** begin Data to use **

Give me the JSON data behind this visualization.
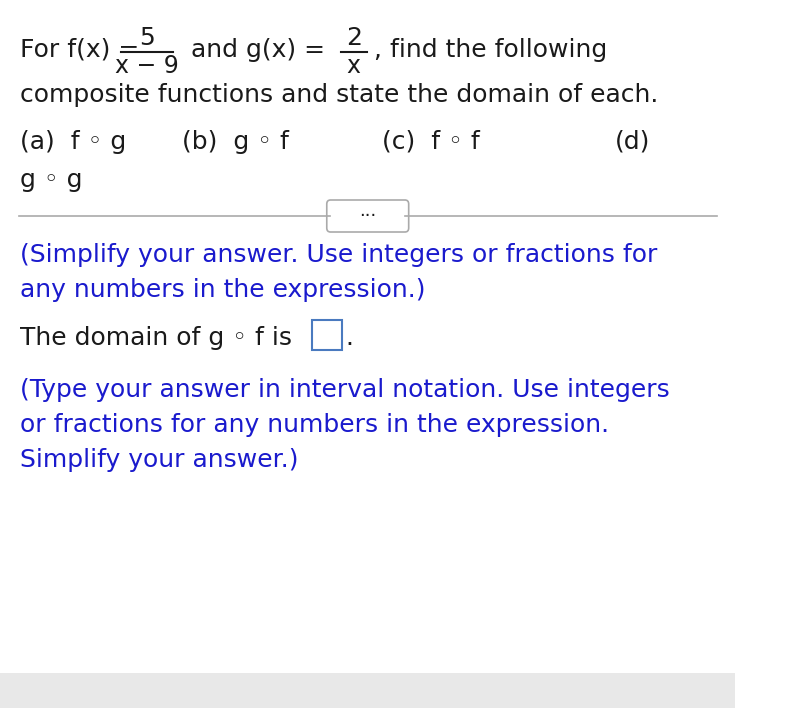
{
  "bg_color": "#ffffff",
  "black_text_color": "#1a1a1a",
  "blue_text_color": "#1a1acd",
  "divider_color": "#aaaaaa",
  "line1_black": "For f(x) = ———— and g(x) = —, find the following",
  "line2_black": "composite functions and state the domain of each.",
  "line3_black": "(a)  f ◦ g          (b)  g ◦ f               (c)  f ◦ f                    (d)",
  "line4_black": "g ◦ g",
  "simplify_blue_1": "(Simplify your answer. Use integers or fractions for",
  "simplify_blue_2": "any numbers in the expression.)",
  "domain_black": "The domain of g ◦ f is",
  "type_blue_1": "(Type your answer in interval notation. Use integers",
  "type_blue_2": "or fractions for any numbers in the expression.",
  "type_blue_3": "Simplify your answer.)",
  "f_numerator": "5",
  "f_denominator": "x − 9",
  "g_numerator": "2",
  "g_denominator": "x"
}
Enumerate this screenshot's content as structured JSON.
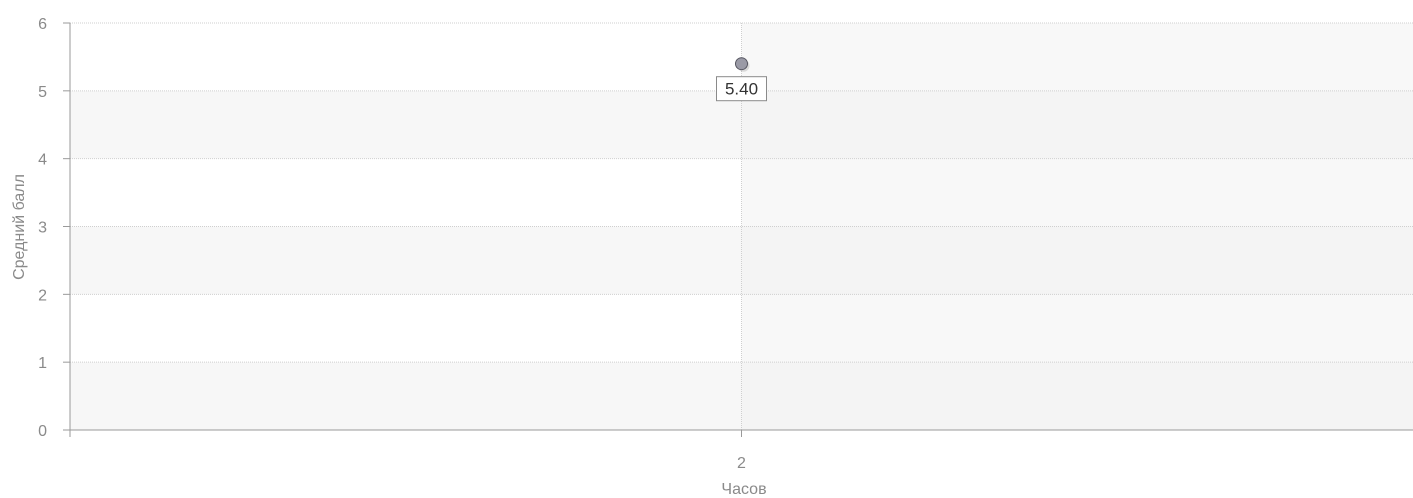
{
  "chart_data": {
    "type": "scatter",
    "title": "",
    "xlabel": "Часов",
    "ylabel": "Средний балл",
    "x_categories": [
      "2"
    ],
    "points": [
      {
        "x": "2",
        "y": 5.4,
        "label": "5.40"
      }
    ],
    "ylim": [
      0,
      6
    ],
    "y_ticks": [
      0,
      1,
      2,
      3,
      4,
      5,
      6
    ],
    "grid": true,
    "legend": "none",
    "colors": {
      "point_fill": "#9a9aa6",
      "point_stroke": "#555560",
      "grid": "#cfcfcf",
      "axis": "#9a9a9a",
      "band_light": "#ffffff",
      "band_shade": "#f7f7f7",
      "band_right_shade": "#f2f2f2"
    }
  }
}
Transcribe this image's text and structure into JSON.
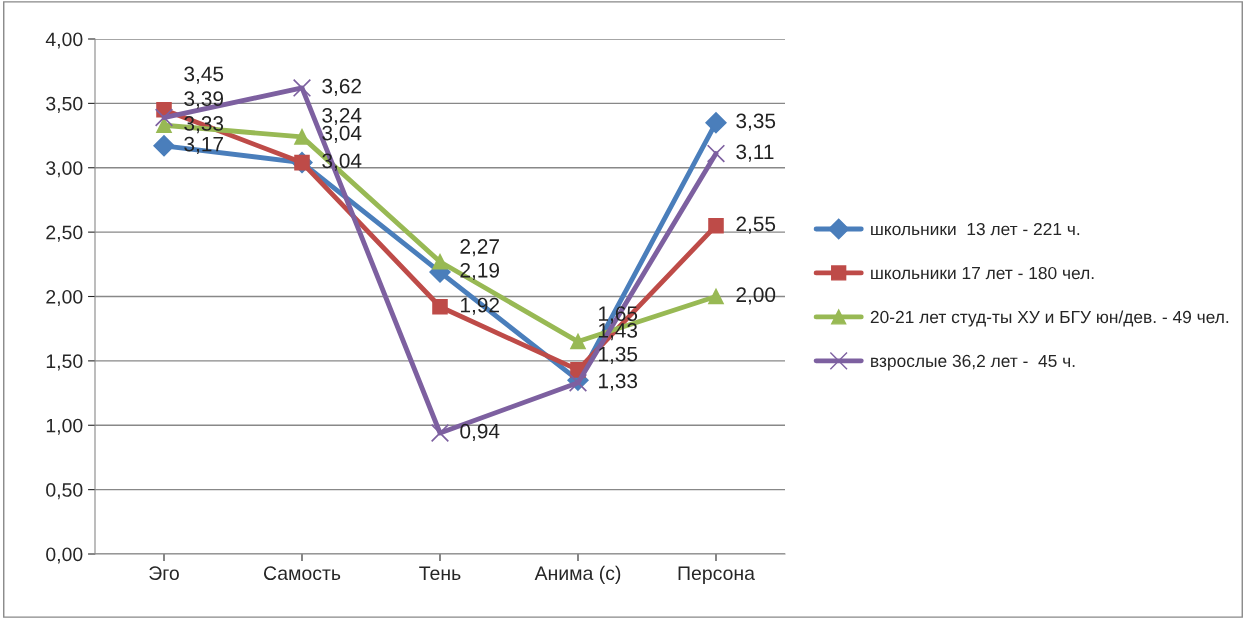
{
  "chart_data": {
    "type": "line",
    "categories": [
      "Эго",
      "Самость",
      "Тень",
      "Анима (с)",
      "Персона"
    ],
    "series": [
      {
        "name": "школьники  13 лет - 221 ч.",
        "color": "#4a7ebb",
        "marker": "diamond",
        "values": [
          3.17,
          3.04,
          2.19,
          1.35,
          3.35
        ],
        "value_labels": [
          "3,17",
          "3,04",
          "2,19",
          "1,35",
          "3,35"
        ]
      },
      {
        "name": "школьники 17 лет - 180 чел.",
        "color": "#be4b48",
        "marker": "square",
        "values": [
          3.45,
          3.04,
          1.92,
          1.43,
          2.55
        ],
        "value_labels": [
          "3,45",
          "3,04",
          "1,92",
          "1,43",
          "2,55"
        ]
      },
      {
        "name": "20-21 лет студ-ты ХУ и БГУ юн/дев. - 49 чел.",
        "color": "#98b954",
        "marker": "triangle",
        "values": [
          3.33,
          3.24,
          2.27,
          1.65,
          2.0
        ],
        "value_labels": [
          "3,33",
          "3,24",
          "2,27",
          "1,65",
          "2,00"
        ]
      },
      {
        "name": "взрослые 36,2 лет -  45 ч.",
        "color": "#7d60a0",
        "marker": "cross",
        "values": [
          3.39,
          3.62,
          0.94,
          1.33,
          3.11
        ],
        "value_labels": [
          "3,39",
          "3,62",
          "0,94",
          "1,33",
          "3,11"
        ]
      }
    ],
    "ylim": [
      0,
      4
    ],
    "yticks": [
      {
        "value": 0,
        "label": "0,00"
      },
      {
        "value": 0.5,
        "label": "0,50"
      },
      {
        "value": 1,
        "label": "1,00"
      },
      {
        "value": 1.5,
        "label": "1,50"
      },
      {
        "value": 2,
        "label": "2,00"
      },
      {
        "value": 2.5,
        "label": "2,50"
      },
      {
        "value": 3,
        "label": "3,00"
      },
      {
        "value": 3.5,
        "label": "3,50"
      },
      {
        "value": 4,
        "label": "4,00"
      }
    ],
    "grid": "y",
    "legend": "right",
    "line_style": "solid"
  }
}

** end Data to use **

• [Direction]: Report all lines of the data above that include the string "name".

• [Answer to this problem]:
        "name": "школьники  13 лет - 221 ч.",
        "name": "школьники 17 лет - 180 чел.",
        "name": "20-21 лет студ-ты ХУ и БГУ юн/дев. - 49 чел.",
        "name": "взрослые 36,2 лет -  45 ч.",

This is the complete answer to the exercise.